(Recorded data)
(begin)

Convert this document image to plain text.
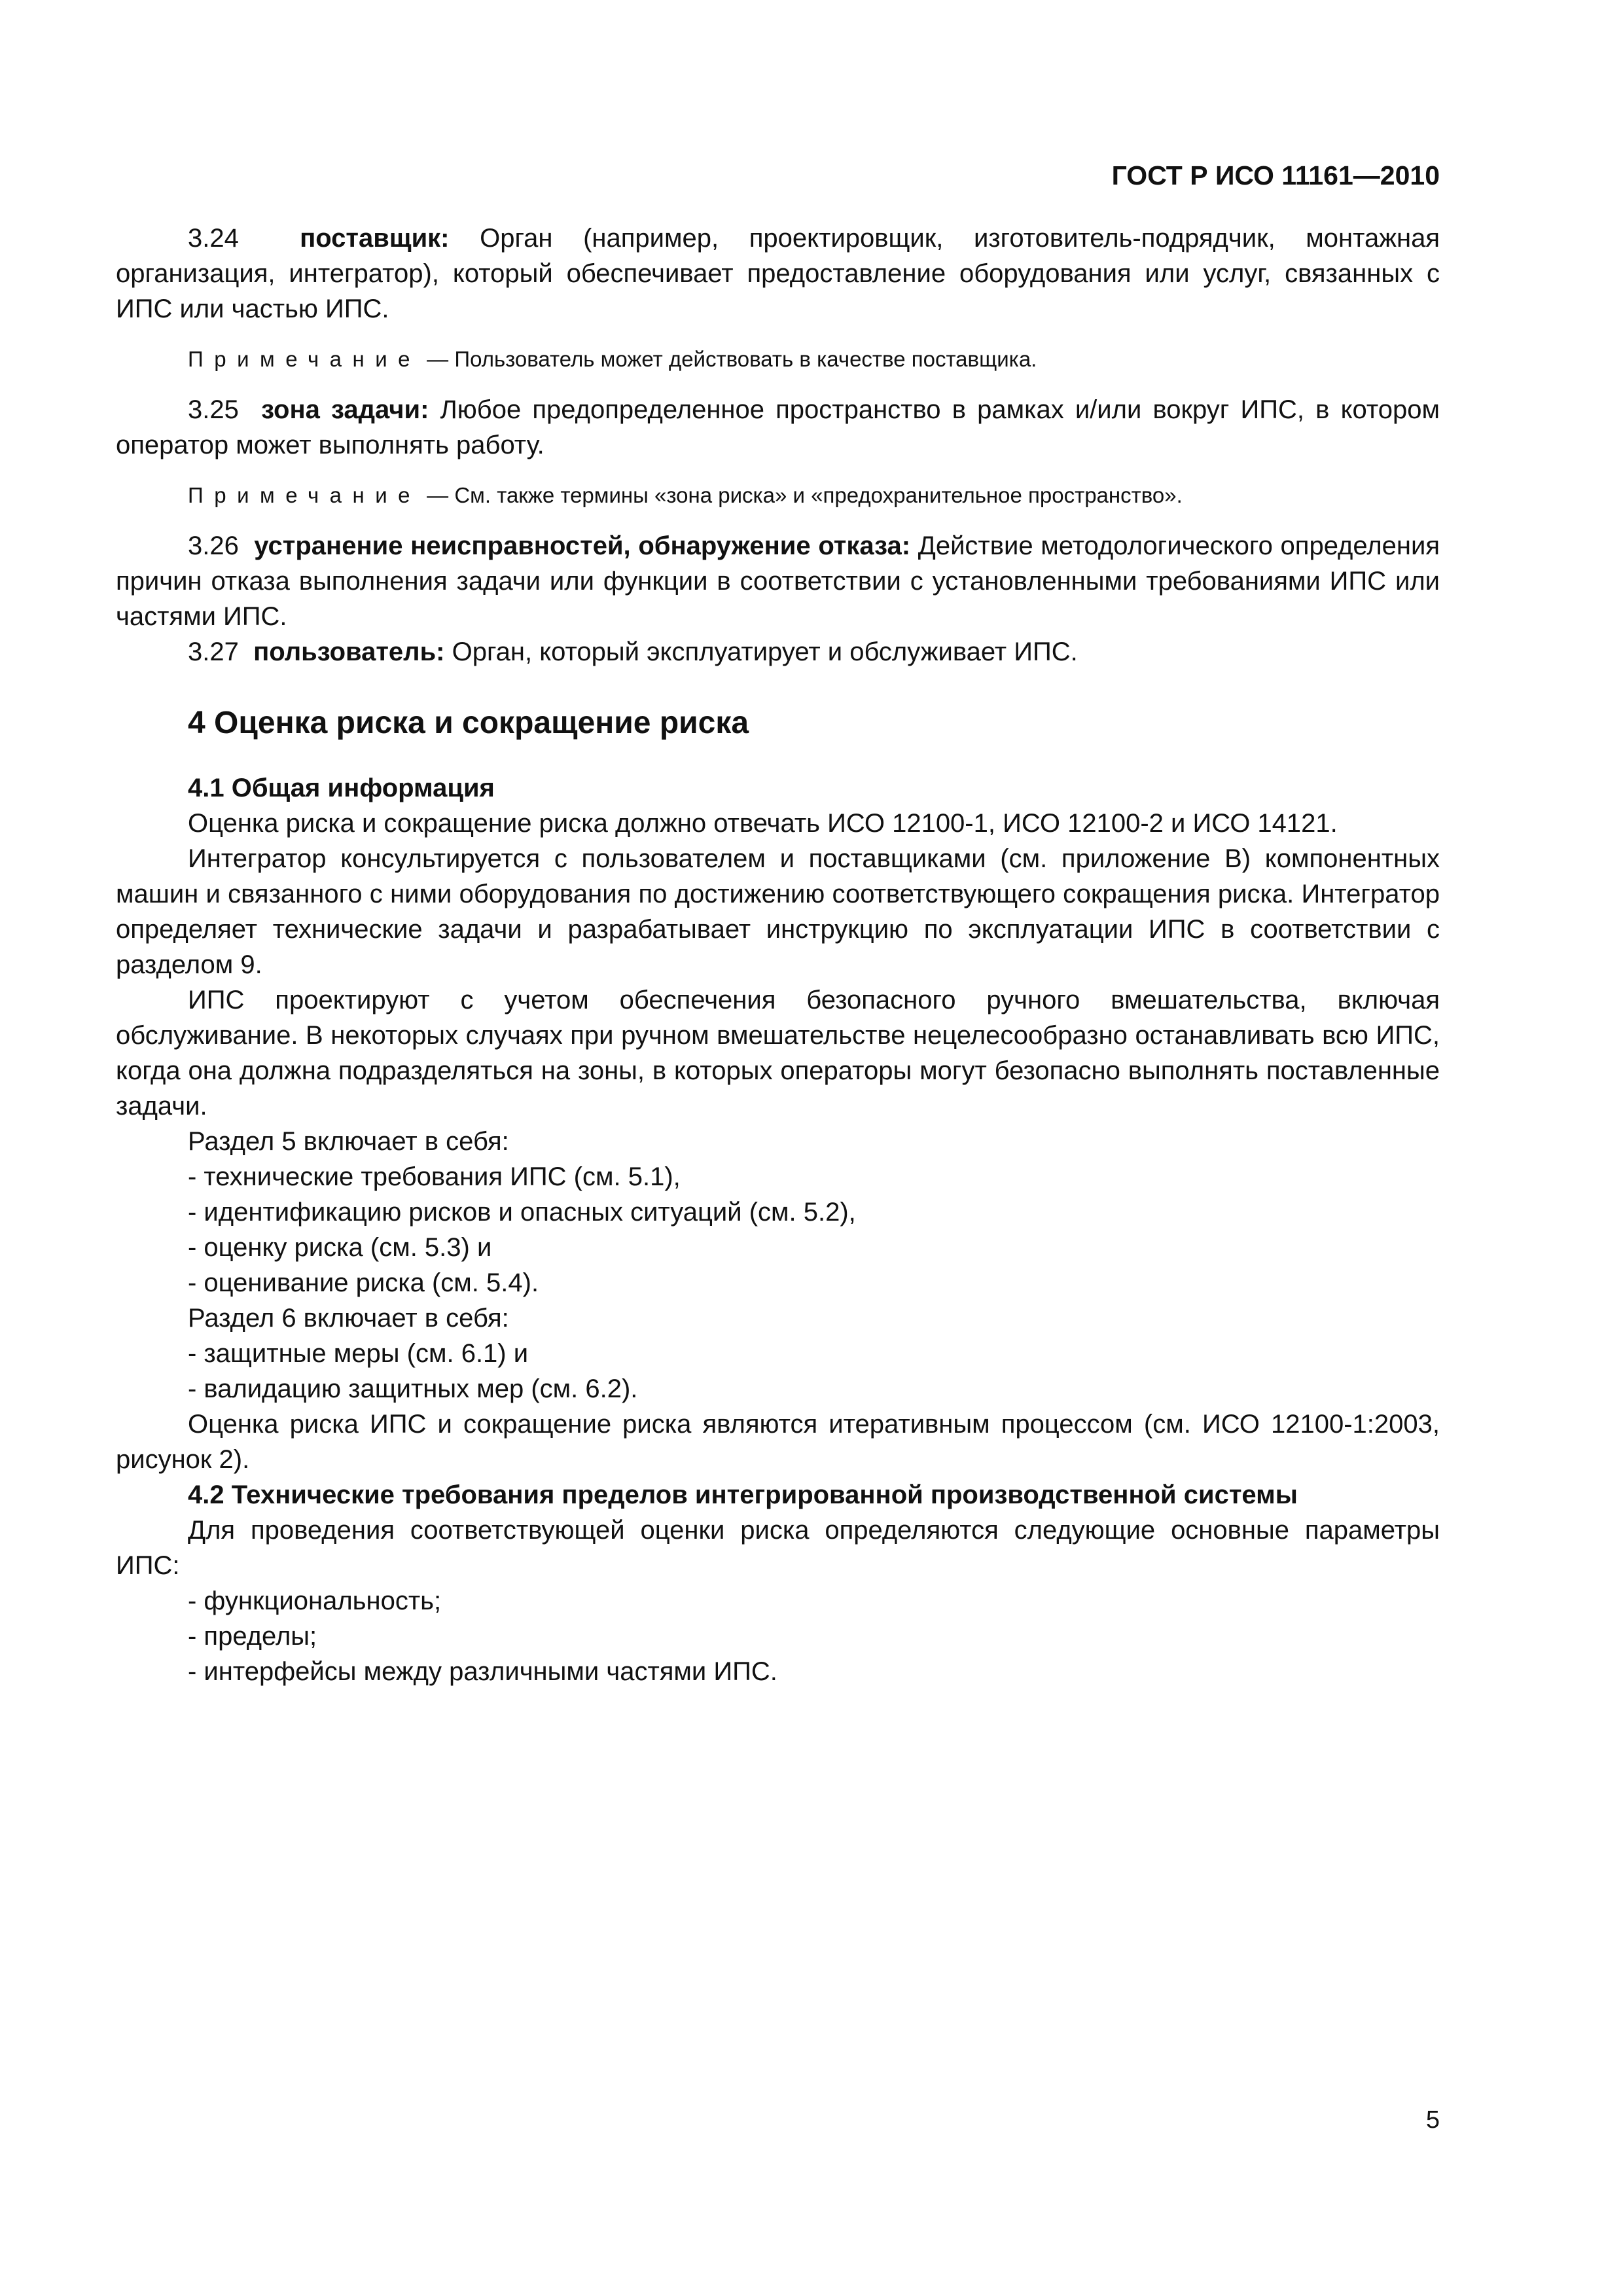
ГОСТ Р ИСО 11161—2010

3.24 поставщик: Орган (например, проектировщик, изготовитель-подрядчик, монтажная организация, интегратор), который обеспечивает предоставление оборудования или услуг, связанных с ИПС или частью ИПС.

Примечание — Пользователь может действовать в качестве поставщика.

3.25 зона задачи: Любое предопределенное пространство в рамках и/или вокруг ИПС, в котором оператор может выполнять работу.

Примечание — См. также термины «зона риска» и «предохранительное пространство».

3.26 устранение неисправностей, обнаружение отказа: Действие методологического определения причин отказа выполнения задачи или функции в соответствии с установленными требованиями ИПС или частями ИПС.

3.27 пользователь: Орган, который эксплуатирует и обслуживает ИПС.

4 Оценка риска и сокращение риска

4.1 Общая информация

Оценка риска и сокращение риска должно отвечать ИСО 12100-1, ИСО 12100-2 и ИСО 14121.

Интегратор консультируется с пользователем и поставщиками (см. приложение В) компонентных машин и связанного с ними оборудования по достижению соответствующего сокращения риска. Интегратор определяет технические задачи и разрабатывает инструкцию по эксплуатации ИПС в соответствии с разделом 9.

ИПС проектируют с учетом обеспечения безопасного ручного вмешательства, включая обслуживание. В некоторых случаях при ручном вмешательстве нецелесообразно останавливать всю ИПС, когда она должна подразделяться на зоны, в которых операторы могут безопасно выполнять поставленные задачи.

Раздел 5 включает в себя:

- технические требования ИПС (см. 5.1),

- идентификацию рисков и опасных ситуаций (см. 5.2),

- оценку риска (см. 5.3) и

- оценивание риска (см. 5.4).

Раздел 6 включает в себя:

- защитные меры (см. 6.1) и

- валидацию защитных мер (см. 6.2).

Оценка риска ИПС и сокращение риска являются итеративным процессом (см. ИСО 12100-1:2003, рисунок 2).

4.2 Технические требования пределов интегрированной производственной системы

Для проведения соответствующей оценки риска определяются следующие основные параметры ИПС:

- функциональность;

- пределы;

- интерфейсы между различными частями ИПС.

5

(end)

#### [WHAT YOU NEED TO DO]
Collect every line with the string "Оценка" from the records, and copy each.

#### [SOLUTION]
4 Оценка риска и сокращение риска
Оценка риска и сокращение риска должно отвечать ИСО 12100-1, ИСО 12100-2 и ИСО 14121.
Оценка риска ИПС и сокращение риска являются итеративным процессом (см. ИСО 12100-1:2003, рисунок 2).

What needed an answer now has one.